** Start Supplied material **
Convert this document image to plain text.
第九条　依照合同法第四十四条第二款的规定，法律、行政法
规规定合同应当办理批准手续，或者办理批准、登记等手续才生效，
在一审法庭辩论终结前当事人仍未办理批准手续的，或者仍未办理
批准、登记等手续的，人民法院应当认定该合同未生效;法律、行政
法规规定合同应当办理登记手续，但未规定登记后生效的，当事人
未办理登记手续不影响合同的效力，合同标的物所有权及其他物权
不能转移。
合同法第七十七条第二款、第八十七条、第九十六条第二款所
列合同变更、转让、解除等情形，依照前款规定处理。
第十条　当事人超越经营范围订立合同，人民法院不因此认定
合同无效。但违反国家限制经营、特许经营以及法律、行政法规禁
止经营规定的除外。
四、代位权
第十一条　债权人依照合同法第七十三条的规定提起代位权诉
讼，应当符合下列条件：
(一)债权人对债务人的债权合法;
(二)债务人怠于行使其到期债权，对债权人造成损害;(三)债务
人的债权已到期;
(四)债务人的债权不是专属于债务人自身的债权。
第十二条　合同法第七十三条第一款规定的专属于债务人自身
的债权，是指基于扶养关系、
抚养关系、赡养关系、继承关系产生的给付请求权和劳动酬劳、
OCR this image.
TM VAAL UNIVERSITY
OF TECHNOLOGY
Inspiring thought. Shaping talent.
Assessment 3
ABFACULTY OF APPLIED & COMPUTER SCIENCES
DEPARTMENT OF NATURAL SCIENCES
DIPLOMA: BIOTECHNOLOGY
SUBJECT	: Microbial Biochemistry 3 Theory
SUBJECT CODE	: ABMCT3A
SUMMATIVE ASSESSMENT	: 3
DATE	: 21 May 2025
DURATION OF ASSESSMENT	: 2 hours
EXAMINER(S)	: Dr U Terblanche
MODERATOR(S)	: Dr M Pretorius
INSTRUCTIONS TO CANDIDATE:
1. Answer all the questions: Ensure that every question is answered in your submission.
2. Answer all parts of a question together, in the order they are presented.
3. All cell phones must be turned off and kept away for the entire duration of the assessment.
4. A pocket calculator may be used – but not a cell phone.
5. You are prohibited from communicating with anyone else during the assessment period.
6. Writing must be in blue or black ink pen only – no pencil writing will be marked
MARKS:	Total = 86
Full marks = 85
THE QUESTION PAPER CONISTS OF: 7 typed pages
** End Supplied material **
Problem: Using the records above, copy every line that has the word "cell" in it.

Result for this exercise:
3. All cell phones must be turned off and kept away for the entire duration of the assessment.
4. A pocket calculator may be used – but not a cell phone.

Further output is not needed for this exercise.